*GIVEN PROBLEM*
In the entries that follow, how many lines hold the string "process"? Give only that number.

*Dataset entries*
++++++++++

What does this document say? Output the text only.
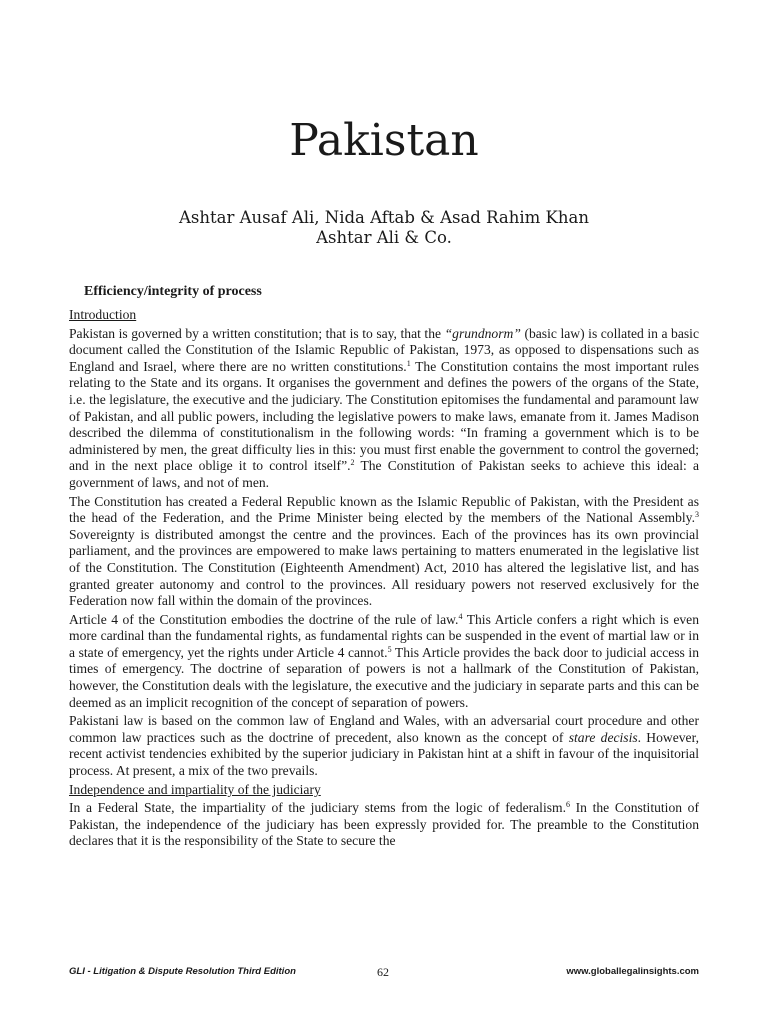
Pakistan
Ashtar Ausaf Ali, Nida Aftab & Asad Rahim Khan
Ashtar Ali & Co.
Efficiency/integrity of process
Introduction

Pakistan is governed by a written constitution; that is to say, that the “grundnorm” (basic law) is collated in a basic document called the Constitution of the Islamic Republic of Pakistan, 1973, as opposed to dispensations such as England and Israel, where there are no written constitutions.$^1$ The Constitution contains the most important rules relating to the State and its organs. It organises the government and defines the powers of the organs of the State, i.e. the legislature, the executive and the judiciary. The Constitution epitomises the fundamental and paramount law of Pakistan, and all public powers, including the legislative powers to make laws, emanate from it. James Madison described the dilemma of constitutionalism in the following words: “In framing a government which is to be administered by men, the great difficulty lies in this: you must first enable the government to control the governed; and in the next place oblige it to control itself”.$^2$ The Constitution of Pakistan seeks to achieve this ideal: a government of laws, and not of men.

The Constitution has created a Federal Republic known as the Islamic Republic of Pakistan, with the President as the head of the Federation, and the Prime Minister being elected by the members of the National Assembly.$^3$ Sovereignty is distributed amongst the centre and the provinces. Each of the provinces has its own provincial parliament, and the provinces are empowered to make laws pertaining to matters enumerated in the legislative list of the Constitution. The Constitution (Eighteenth Amendment) Act, 2010 has altered the legislative list, and has granted greater autonomy and control to the provinces. All residuary powers not reserved exclusively for the Federation now fall within the domain of the provinces.

Article 4 of the Constitution embodies the doctrine of the rule of law.$^4$ This Article confers a right which is even more cardinal than the fundamental rights, as fundamental rights can be suspended in the event of martial law or in a state of emergency, yet the rights under Article 4 cannot.$^5$ This Article provides the back door to judicial access in times of emergency. The doctrine of separation of powers is not a hallmark of the Constitution of Pakistan, however, the Constitution deals with the legislature, the executive and the judiciary in separate parts and this can be deemed as an implicit recognition of the concept of separation of powers.

Pakistani law is based on the common law of England and Wales, with an adversarial court procedure and other common law practices such as the doctrine of precedent, also known as the concept of stare decisis. However, recent activist tendencies exhibited by the superior judiciary in Pakistan hint at a shift in favour of the inquisitorial process. At present, a mix of the two prevails.

Independence and impartiality of the judiciary

In a Federal State, the impartiality of the judiciary stems from the logic of federalism.$^6$ In the Constitution of Pakistan, the independence of the judiciary has been expressly provided for. The preamble to the Constitution declares that it is the responsibility of the State to secure the

GLI - Litigation & Dispute Resolution Third Edition	62	www.globallegalinsights.com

++++++++++

*TASK SOLUTION*
2